Transcribe the listing exactly, leaving out every picture.

====== RAW DATA

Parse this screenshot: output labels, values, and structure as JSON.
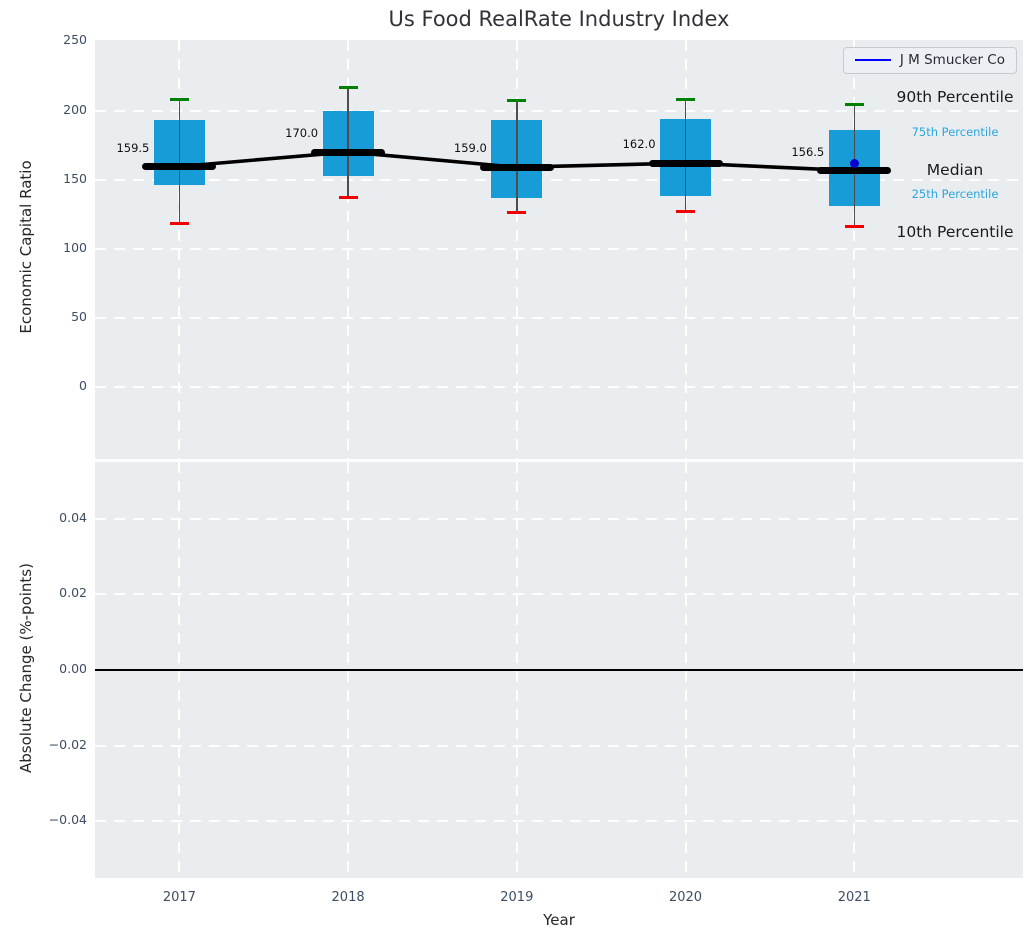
{
  "colors": {
    "axes_background": "#e9edf0",
    "grid": "#ffffff",
    "box_fill": "#189cd8",
    "p90_cap": "#008000",
    "p10_cap": "#f10000",
    "whisker": "#4d4d4d",
    "median": "#000000",
    "company_marker": "#0000cf",
    "legend_line": "#0000ff",
    "percentile_text_minor": "#2ba6dc",
    "tick_text": "#3d4d63",
    "zero_line": "#000000"
  },
  "chart_data": [
    {
      "type": "box",
      "title": "Us Food RealRate Industry Index",
      "xlabel": "Year",
      "ylabel": "Economic Capital Ratio",
      "x": [
        2017,
        2018,
        2019,
        2020,
        2021
      ],
      "xlim": [
        2016.5,
        2022.0
      ],
      "ylim": [
        -52,
        251
      ],
      "grid": "white dashed, horizontal and vertical",
      "yticks": [
        {
          "value": 250,
          "label": "250"
        },
        {
          "value": 200,
          "label": "200"
        },
        {
          "value": 150,
          "label": "150"
        },
        {
          "value": 100,
          "label": "100"
        },
        {
          "value": 50,
          "label": "50"
        },
        {
          "value": 0,
          "label": "0"
        }
      ],
      "boxes": [
        {
          "year": 2017,
          "p10": 118,
          "p25": 146,
          "median": 159.5,
          "p75": 193,
          "p90": 208,
          "median_label": "159.5"
        },
        {
          "year": 2018,
          "p10": 137,
          "p25": 152.5,
          "median": 170.0,
          "p75": 199.5,
          "p90": 216.5,
          "median_label": "170.0"
        },
        {
          "year": 2019,
          "p10": 126,
          "p25": 137,
          "median": 159.0,
          "p75": 193,
          "p90": 207,
          "median_label": "159.0"
        },
        {
          "year": 2020,
          "p10": 127,
          "p25": 138.5,
          "median": 162.0,
          "p75": 194,
          "p90": 208,
          "median_label": "162.0"
        },
        {
          "year": 2021,
          "p10": 116,
          "p25": 131,
          "median": 156.5,
          "p75": 186,
          "p90": 204,
          "median_label": "156.5"
        }
      ],
      "median_line_values": [
        159.5,
        170.0,
        159.0,
        162.0,
        156.5
      ],
      "series": [
        {
          "name": "J M Smucker Co",
          "points": [
            {
              "x": 2021,
              "y": 162
            }
          ]
        }
      ],
      "legend_position": "upper right",
      "right_labels": [
        {
          "text": "90th Percentile",
          "value": 210,
          "style": "major"
        },
        {
          "text": "75th Percentile",
          "value": 183,
          "style": "minor"
        },
        {
          "text": "Median",
          "value": 157,
          "style": "major"
        },
        {
          "text": "25th Percentile",
          "value": 138,
          "style": "minor"
        },
        {
          "text": "10th Percentile",
          "value": 112,
          "style": "major"
        }
      ]
    },
    {
      "type": "line",
      "xlabel": "Year",
      "ylabel": "Absolute Change (%-points)",
      "x": [
        2017,
        2018,
        2019,
        2020,
        2021
      ],
      "xlim": [
        2016.5,
        2022.0
      ],
      "ylim": [
        -0.055,
        0.055
      ],
      "grid": "white dashed, horizontal and vertical",
      "yticks": [
        {
          "value": 0.04,
          "label": "0.04"
        },
        {
          "value": 0.02,
          "label": "0.02"
        },
        {
          "value": 0.0,
          "label": "0.00"
        },
        {
          "value": -0.02,
          "label": "−0.02"
        },
        {
          "value": -0.04,
          "label": "−0.04"
        }
      ],
      "zero_line": 0.0,
      "values": []
    }
  ]
}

============

#### RESULT FOR THIS EXERCISE:
Parse this screenshot: output labels, values, and structure as JSON.
{
  "colors": {
    "axes_background": "#e9edf0",
    "grid": "#ffffff",
    "box_fill": "#189cd8",
    "p90_cap": "#008000",
    "p10_cap": "#f10000",
    "whisker": "#4d4d4d",
    "median": "#000000",
    "company_marker": "#0000cf",
    "legend_line": "#0000ff",
    "percentile_text_minor": "#2ba6dc",
    "tick_text": "#3d4d63",
    "zero_line": "#000000"
  },
  "chart_data": [
    {
      "type": "box",
      "title": "Us Food RealRate Industry Index",
      "xlabel": "Year",
      "ylabel": "Economic Capital Ratio",
      "x": [
        2017,
        2018,
        2019,
        2020,
        2021
      ],
      "xlim": [
        2016.5,
        2022.0
      ],
      "ylim": [
        -52,
        251
      ],
      "grid": "white dashed, horizontal and vertical",
      "yticks": [
        {
          "value": 250,
          "label": "250"
        },
        {
          "value": 200,
          "label": "200"
        },
        {
          "value": 150,
          "label": "150"
        },
        {
          "value": 100,
          "label": "100"
        },
        {
          "value": 50,
          "label": "50"
        },
        {
          "value": 0,
          "label": "0"
        }
      ],
      "boxes": [
        {
          "year": 2017,
          "p10": 118,
          "p25": 146,
          "median": 159.5,
          "p75": 193,
          "p90": 208,
          "median_label": "159.5"
        },
        {
          "year": 2018,
          "p10": 137,
          "p25": 152.5,
          "median": 170.0,
          "p75": 199.5,
          "p90": 216.5,
          "median_label": "170.0"
        },
        {
          "year": 2019,
          "p10": 126,
          "p25": 137,
          "median": 159.0,
          "p75": 193,
          "p90": 207,
          "median_label": "159.0"
        },
        {
          "year": 2020,
          "p10": 127,
          "p25": 138.5,
          "median": 162.0,
          "p75": 194,
          "p90": 208,
          "median_label": "162.0"
        },
        {
          "year": 2021,
          "p10": 116,
          "p25": 131,
          "median": 156.5,
          "p75": 186,
          "p90": 204,
          "median_label": "156.5"
        }
      ],
      "median_line_values": [
        159.5,
        170.0,
        159.0,
        162.0,
        156.5
      ],
      "series": [
        {
          "name": "J M Smucker Co",
          "points": [
            {
              "x": 2021,
              "y": 162
            }
          ]
        }
      ],
      "legend_position": "upper right",
      "right_labels": [
        {
          "text": "90th Percentile",
          "value": 210,
          "style": "major"
        },
        {
          "text": "75th Percentile",
          "value": 183,
          "style": "minor"
        },
        {
          "text": "Median",
          "value": 157,
          "style": "major"
        },
        {
          "text": "25th Percentile",
          "value": 138,
          "style": "minor"
        },
        {
          "text": "10th Percentile",
          "value": 112,
          "style": "major"
        }
      ]
    },
    {
      "type": "line",
      "xlabel": "Year",
      "ylabel": "Absolute Change (%-points)",
      "x": [
        2017,
        2018,
        2019,
        2020,
        2021
      ],
      "xlim": [
        2016.5,
        2022.0
      ],
      "ylim": [
        -0.055,
        0.055
      ],
      "grid": "white dashed, horizontal and vertical",
      "yticks": [
        {
          "value": 0.04,
          "label": "0.04"
        },
        {
          "value": 0.02,
          "label": "0.02"
        },
        {
          "value": 0.0,
          "label": "0.00"
        },
        {
          "value": -0.02,
          "label": "−0.02"
        },
        {
          "value": -0.04,
          "label": "−0.04"
        }
      ],
      "zero_line": 0.0,
      "values": []
    }
  ]
}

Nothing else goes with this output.